↓↓↓
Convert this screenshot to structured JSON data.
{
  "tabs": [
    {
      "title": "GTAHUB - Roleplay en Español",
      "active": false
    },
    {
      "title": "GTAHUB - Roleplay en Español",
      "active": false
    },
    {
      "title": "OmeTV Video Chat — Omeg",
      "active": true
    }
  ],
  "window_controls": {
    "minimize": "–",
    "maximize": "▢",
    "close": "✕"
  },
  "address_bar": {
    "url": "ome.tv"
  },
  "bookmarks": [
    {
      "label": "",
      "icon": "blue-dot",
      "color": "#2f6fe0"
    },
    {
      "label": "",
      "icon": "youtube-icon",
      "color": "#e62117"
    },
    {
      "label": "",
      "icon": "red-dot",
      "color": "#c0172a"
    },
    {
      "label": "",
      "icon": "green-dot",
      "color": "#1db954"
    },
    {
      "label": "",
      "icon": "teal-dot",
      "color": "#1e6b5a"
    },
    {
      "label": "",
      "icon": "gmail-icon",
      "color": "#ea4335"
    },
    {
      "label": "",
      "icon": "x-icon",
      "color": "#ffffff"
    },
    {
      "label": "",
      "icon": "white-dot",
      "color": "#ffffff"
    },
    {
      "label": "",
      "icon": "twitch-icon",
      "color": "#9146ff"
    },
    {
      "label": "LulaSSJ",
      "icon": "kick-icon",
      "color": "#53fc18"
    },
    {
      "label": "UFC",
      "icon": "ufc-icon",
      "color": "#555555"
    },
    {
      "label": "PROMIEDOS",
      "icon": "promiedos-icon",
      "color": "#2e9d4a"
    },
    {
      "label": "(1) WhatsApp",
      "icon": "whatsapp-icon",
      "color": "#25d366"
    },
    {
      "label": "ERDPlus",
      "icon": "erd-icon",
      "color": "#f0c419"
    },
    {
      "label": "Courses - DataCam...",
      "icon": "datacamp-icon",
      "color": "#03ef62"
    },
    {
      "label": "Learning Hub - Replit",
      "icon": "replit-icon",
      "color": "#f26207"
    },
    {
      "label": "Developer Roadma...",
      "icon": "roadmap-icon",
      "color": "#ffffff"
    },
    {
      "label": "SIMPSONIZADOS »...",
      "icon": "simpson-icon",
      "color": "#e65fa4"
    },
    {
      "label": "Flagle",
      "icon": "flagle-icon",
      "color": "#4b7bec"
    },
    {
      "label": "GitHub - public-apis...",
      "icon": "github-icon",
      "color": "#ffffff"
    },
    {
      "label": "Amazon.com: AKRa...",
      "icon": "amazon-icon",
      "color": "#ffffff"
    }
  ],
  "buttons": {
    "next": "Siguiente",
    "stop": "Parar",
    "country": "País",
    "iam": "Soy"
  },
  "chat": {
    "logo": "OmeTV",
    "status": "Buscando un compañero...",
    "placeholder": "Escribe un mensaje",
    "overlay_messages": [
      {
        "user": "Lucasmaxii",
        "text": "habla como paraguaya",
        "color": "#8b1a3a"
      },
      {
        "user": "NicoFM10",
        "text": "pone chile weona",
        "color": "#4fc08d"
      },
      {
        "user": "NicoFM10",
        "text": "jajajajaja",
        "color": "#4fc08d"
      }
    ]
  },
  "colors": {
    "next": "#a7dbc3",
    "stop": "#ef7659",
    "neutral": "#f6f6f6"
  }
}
↑↑↑
Return all lines with the word "OmeTV" in them.

      "title": "OmeTV Video Chat — Omeg",
    "logo": "OmeTV",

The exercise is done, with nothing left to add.